Requests:
[1] Using the Glowin' Moses article, list each member of the band's original lineup along with the instrument or role the article gives for that person.
[2] Write the next part of the Glowin' Moses article, picking up right after its last sentence.

***** Provided text *****

- Origin: Newport News, Virginia, United States
- Genre: Christian rock
- Years active: 1999–2008
- Past members: Michael J. Adams; Ray Fowler, Jr.; Curtis Brown; Brian Adams; Ronnie Mason; Nate Milton; Alden Lumagui; Vladimir Barrios;

= Glowin' Moses =

American Christian rock band (1999–2008)

Glowin’ Moses was a Christian rock band formed in the late 1990s. The band took their name from the Biblical story of Moses. The band released four albums during the eight years they were together.

==Early history==
The band was formed in October 1999 in Newport News, Virginia as part of the First Baptist Church Music Ministry. Their music is best described as an amalgam of structured pop-rock and freewheeling jam band stylings. The original lineup consisted of Ron Mason on guitar, Michael J. Adams on drums, Ray Fowler, Jr. on bass, and lead singer Nathan "Nate" Milton. In addition to solid musicianship, the band employed the songwriting team of Adams and Milton. Mirroring the songwriting arrangement of the great Lennon–McCartney writing team, Milton and Adams composed over 60 songs during their four-year partnership. The band began by playing at numerous churches, youth rallies, coffee houses, & nightclubs. They were a part of various festivals and conferences, quickly garnering local and regional attention for their modern music and stage presence. One of the band's highlights occurred in 2001, when they opened for Christian music legends Petra in Waynesboro, VA. In 2003 another moment happened when they appeared on "The Local Connection". A popular radio show that aired on WJLZ. The show was broadcast both locally and nationally via the internet. The band has released four albums to date (including "Soul Food", which was produced by David "Pic" Conley of the R&B group Surface).

***** Recorded data *****

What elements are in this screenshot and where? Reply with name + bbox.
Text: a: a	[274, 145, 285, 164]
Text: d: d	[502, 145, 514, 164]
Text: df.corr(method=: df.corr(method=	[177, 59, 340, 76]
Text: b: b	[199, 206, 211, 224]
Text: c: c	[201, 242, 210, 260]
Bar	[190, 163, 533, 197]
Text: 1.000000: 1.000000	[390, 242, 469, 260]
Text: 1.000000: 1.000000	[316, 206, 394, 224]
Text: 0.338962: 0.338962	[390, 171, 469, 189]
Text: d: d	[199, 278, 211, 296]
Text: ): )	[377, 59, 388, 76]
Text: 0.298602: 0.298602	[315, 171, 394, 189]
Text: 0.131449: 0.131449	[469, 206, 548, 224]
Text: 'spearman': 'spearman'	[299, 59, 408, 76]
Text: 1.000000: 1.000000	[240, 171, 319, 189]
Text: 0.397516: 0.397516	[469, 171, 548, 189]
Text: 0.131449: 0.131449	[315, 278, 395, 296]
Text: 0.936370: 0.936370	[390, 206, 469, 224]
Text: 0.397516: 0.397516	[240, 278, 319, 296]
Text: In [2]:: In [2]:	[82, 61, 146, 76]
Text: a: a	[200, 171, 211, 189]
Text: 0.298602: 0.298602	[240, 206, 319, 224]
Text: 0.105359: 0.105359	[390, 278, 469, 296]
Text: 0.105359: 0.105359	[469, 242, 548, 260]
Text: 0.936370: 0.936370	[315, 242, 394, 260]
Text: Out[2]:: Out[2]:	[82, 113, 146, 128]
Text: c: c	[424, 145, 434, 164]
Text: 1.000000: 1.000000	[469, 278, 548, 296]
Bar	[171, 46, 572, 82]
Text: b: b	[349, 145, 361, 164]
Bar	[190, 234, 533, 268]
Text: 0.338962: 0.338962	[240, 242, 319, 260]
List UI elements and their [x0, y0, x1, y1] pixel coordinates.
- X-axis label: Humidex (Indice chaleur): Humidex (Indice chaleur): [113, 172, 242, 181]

*****

Results of the tasks:
[1]
- Ron Mason: guitar
- Michael J. Adams: drums
- Ray Fowler, Jr.: bass
- Nathan "Nate" Milton: lead vocals

[2]
==Lineup changes==
Besides their music, Glowin' Moses most notable trait was their ever-changing roster. In 2000 the band expanded their roster from four to seven members. In addition to adding saxophonist Curtis Brown (who had already begun playing with the band in several concerts), the band added "The Philipino Phenom" Alden Lumagui on bass and "Sugar" Shawn Moseley on keyboards. This is the "classic" GM lineup that would remain intact for the next three years. In 2003 the band went through a series of lineup changes. Bassist Alden Lumagui left the band to pursue other personal and musical opportunities (he eventually resurfaced with the band Simple Life). Lumagui was "replaced" by a pastiche of fill-in bass players, including Michael Adams' brother, Brian. The band eventually settled on a steady lineup which featured Michael Adams on lead guitar, Ron Mason on bass guitar and Shawn Moseley on drums. In the Summer of 2003, the band added Shawn Downey as the permanent bass player. But the lineup changes weren't finished for the band. At the end of 2003 founding members Ray Fowler and Nathan Milton both departed the band for personal and professional reasons. Milton eventually returned to the music scene with his R&B/Soul collective, Mosaic. Following Milton's departure, Curtis Brown assumed the duties of lead singer and the band continued to record new music, resulting in the CD "Grey" (which included the final nine Adams-Milton collaborations). In October 2005, Shawn Moseley and Shawn Downey decided to part ways with the band. Brian Adams returned on Bass guitar, reducing GM back to its original number of four members. In 2005 the band also added keyboard player Vladimir Barrios. After a year of being in the band, Barrios left the group to return to his native home of California. In 2007, after eight years and four albums, the band decided to take an "Indefinite Hiatus".

==2006 and beyond==
In 2006 the band appeared as part of The Inspiration Network (INSP) channel program "CATS" (Christian Artist Talent Search) this was the band's final televised performance. In 2007, after eight years and four albums, the band decided to take an "indefinite hiatus". In 2008 the remaining members finally decided to part ways for good, effectively ending the band. Rumors persisted of a reunion in 2009 (10 years after the band's initial formation), but the rumors were not addressed by any of the band's former members.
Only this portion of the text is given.